--- BEGIN Text excerpt ---

Yet despite their various and differing temperaments ALL of them learn, grow and are nurtured in our school. Similarly, in my traditional school classrooms children of all types learned and grew, whether they were introverted or extroverted. Learning and growing isn't dependent upon extroversion or introversion... extroverts aren't better equipped to enter the world than introverts are, nor do they have special or particular needs for socialization that introverts don't. Many false assumptions or myths are made about the two personality types and a more full understanding will help us best educate our kids.

Understanding Personality Types

It is important to understand there is no exactly "extroverted" or "introverted" person. This is even more true in children, who are growing and developing and changing. Most people are nearer the middle than the extremes and often people will revert to one side or the other given the circumstances they find themselves in or in times of trauma or stress swing far to an opposite tendency.

It is also important to remember that extro/introversion is about how people feel most energized and the forum in how they are best able to process thought and produce creativity. This makes extro/introversion an essential aspect or consideration in education method and environment. Does a person feel most mentally stimulated with others around them, with thoughts and information being talked about, exchanged and dealt with collaboratively?  Or do they feel most stimulated while in solitude, with quiet and room for their minds to process and deal with information more analytically, free from outside influences?

This is why extro/introversion is such an important aspect of the dynamics of our education method!

That said, personality types need each other... introverts NEED to be pushed to come out of the solitude of their thoughts to share collaboratively for the bettering of themselves and others. Similarly, extroverts need to be encouraged that there is value to reviewing what they learn in group settings to process the information on their own in the peace of their mind to weed out and discard the unworthy or faulty ideas of others.

--- END Text excerpt ---

What this exercise asks =
(1) In the passage on introverts and extroverts, list the three words describing what children are doing in the sentence that explains why the point about personality types is even more true of them.
(2) Rewrite the part of the passage on introverts and extroverts starting with "Understanding Personality Types" and going on through "an opposite tendency.", putting "poles" in place of "extremes".

--- BEGIN Dataset excerpts ---

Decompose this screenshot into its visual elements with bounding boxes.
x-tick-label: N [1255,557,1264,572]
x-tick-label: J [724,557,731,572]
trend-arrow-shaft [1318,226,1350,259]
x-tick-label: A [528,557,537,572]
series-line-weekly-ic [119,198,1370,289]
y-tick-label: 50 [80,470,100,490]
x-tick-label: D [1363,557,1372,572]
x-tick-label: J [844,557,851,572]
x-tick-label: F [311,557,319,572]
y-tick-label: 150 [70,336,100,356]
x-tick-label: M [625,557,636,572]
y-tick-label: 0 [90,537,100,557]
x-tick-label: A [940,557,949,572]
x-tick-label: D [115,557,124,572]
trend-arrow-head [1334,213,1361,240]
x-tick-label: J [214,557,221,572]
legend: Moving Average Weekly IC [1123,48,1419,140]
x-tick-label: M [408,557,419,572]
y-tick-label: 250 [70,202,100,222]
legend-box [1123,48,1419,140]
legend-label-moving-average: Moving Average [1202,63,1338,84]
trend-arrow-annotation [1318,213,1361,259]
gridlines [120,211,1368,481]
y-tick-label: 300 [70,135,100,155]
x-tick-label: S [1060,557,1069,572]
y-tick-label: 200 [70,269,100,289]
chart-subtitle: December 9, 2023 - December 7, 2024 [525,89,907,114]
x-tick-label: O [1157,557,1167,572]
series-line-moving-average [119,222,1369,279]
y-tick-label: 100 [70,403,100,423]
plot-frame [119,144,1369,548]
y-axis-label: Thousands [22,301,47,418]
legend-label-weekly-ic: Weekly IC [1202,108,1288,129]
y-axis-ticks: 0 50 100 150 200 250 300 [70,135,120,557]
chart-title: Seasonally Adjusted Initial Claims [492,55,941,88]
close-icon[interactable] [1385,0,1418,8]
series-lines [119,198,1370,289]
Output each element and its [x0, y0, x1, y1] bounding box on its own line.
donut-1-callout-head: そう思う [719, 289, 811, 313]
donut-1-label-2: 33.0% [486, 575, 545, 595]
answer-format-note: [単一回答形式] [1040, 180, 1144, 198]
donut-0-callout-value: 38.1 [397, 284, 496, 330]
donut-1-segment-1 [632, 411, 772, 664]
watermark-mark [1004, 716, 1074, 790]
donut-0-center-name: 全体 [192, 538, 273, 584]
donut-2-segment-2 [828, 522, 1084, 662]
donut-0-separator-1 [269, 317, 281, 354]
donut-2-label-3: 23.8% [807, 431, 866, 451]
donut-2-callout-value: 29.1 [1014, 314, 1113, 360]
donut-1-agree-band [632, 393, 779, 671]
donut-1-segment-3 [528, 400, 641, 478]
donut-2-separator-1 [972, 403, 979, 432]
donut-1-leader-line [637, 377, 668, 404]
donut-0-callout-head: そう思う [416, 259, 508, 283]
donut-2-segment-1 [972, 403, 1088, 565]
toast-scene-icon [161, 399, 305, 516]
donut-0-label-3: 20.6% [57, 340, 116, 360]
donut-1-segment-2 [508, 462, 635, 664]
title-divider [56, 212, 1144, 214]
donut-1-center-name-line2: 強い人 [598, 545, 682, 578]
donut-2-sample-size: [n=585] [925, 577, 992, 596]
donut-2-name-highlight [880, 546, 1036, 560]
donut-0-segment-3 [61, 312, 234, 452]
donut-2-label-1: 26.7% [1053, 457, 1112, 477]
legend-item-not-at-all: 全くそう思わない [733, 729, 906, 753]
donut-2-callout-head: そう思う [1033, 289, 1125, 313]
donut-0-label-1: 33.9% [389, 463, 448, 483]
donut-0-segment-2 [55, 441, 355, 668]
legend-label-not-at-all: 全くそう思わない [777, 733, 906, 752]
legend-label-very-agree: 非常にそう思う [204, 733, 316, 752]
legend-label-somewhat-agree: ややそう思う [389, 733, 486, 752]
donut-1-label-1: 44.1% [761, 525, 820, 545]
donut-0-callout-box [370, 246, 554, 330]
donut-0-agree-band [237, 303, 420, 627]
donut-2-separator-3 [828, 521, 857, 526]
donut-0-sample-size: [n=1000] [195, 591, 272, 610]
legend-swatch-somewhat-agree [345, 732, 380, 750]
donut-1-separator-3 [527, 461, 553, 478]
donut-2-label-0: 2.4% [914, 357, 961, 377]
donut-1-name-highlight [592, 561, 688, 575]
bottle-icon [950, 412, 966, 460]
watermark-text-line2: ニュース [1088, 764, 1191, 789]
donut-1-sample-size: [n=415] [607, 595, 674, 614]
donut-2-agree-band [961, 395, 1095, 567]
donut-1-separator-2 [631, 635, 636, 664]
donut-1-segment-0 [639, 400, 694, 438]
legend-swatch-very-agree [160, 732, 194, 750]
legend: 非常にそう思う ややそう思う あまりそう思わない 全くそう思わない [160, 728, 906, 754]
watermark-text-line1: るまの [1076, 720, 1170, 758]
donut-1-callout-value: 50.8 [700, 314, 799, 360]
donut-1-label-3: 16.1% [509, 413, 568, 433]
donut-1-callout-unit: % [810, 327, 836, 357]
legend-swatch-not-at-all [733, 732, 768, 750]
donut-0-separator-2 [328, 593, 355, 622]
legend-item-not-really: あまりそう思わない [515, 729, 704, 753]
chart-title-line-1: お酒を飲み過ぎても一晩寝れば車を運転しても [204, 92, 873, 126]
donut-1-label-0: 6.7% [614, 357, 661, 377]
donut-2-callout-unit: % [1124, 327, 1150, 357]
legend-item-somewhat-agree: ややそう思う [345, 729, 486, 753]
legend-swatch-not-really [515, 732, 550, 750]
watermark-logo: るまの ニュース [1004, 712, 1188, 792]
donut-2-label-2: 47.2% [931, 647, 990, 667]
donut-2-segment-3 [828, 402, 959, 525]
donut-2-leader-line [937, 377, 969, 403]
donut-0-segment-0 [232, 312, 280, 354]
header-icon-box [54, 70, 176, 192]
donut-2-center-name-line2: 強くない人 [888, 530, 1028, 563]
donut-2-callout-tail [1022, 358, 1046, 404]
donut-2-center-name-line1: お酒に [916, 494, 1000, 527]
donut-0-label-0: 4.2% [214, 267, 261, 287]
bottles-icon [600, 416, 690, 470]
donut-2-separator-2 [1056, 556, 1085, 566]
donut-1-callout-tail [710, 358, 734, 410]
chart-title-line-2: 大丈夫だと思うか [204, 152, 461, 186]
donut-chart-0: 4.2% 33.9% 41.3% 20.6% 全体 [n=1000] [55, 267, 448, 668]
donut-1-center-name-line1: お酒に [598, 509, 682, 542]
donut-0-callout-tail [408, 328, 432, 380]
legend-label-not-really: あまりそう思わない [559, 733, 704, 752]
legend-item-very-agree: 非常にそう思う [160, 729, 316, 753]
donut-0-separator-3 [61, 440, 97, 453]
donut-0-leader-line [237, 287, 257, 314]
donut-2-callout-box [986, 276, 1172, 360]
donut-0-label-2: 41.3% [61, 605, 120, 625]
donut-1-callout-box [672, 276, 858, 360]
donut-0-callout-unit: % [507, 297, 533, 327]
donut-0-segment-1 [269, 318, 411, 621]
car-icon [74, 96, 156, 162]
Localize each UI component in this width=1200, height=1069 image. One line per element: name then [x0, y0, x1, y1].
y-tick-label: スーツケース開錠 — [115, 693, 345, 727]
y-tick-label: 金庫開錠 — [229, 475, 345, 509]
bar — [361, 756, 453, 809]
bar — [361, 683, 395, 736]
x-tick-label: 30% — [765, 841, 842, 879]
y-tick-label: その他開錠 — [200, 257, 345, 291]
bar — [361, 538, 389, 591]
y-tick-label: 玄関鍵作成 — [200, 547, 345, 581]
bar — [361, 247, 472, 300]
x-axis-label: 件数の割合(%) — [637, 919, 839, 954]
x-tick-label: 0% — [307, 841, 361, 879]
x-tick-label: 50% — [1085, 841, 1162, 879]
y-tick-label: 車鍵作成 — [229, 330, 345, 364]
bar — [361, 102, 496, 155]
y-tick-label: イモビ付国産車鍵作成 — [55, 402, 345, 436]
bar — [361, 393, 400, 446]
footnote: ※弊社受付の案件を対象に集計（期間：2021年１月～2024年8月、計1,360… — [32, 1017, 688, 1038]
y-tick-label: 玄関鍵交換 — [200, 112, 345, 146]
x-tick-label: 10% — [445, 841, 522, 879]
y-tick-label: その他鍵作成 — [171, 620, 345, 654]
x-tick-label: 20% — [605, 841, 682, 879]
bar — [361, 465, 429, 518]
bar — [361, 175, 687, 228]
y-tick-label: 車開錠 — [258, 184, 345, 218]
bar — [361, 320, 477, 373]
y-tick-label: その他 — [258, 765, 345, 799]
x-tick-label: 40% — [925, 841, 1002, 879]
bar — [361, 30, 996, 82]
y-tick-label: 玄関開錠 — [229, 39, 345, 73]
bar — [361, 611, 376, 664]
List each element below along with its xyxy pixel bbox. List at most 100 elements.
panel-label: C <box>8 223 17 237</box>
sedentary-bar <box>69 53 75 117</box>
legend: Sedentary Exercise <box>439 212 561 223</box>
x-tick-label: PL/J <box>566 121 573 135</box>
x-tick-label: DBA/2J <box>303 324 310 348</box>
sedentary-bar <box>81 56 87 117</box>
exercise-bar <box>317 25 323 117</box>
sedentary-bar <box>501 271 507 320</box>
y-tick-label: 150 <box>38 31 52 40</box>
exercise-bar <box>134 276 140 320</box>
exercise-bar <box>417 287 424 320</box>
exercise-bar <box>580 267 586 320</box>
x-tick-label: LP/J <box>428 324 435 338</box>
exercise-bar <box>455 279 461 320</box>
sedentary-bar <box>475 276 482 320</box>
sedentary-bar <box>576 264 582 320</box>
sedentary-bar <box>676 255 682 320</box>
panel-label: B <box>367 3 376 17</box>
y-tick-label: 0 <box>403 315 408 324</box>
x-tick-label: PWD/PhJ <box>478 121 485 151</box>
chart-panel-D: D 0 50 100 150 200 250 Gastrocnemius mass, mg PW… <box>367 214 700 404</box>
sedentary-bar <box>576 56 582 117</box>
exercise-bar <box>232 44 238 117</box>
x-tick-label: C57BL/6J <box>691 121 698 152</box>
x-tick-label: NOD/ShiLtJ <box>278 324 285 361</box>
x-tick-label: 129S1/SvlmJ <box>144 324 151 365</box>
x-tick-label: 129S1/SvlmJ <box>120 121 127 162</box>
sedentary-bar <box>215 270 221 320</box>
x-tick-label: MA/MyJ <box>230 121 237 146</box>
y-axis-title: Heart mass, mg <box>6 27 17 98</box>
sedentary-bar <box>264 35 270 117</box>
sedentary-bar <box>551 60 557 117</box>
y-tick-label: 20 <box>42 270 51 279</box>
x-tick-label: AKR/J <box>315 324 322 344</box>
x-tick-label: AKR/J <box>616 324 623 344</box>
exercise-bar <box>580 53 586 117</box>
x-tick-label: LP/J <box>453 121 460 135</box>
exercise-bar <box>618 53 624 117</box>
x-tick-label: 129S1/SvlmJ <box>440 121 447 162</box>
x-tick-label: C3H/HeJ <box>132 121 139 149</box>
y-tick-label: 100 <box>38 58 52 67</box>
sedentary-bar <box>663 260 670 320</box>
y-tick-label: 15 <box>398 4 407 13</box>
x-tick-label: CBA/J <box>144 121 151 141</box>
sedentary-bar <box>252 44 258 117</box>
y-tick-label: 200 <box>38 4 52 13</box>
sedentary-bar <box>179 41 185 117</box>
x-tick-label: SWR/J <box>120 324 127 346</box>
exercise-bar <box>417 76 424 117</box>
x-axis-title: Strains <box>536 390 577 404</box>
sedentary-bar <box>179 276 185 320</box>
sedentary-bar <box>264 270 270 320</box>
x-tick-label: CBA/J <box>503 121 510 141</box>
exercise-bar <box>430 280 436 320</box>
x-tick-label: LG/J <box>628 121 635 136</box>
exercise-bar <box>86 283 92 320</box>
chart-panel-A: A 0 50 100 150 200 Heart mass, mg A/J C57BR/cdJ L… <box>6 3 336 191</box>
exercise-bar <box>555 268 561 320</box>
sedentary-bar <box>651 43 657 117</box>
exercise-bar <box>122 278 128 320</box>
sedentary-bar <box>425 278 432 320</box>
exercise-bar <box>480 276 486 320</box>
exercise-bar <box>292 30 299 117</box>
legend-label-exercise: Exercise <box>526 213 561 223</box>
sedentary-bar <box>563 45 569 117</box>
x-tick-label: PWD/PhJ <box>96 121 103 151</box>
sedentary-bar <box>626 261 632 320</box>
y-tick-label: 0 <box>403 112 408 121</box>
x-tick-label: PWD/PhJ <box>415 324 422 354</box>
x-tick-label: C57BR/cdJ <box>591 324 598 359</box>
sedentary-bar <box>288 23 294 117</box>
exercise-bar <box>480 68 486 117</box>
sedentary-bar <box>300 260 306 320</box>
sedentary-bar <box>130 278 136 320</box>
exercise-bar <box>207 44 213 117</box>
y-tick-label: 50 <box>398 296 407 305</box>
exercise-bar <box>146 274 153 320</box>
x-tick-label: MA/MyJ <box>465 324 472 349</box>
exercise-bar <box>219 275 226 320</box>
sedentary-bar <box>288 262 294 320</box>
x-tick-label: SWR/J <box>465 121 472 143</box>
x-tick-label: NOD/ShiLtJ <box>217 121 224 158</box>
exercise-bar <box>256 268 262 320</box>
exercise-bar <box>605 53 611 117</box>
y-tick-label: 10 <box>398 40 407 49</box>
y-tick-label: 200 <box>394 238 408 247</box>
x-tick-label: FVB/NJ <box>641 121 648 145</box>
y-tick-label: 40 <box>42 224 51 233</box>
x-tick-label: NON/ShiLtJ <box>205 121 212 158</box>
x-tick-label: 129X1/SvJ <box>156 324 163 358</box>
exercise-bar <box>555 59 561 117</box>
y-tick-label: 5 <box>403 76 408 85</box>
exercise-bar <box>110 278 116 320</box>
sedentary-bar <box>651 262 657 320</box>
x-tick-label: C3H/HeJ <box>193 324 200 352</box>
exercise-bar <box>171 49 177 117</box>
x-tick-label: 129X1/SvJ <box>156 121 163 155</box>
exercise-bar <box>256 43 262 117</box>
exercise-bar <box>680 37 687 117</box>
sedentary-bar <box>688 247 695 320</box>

--- END Dataset excerpts ---

Written answers =
(1) growing, developing, changing

(2)
Understanding Personality Types

It is important to understand there is no exactly "extroverted" or "introverted" person. This is even more true in children, who are growing and developing and changing. Most people are nearer the middle than the poles and often people will revert to one side or the other given the circumstances they find themselves in or in times of trauma or stress swing far to an opposite tendency.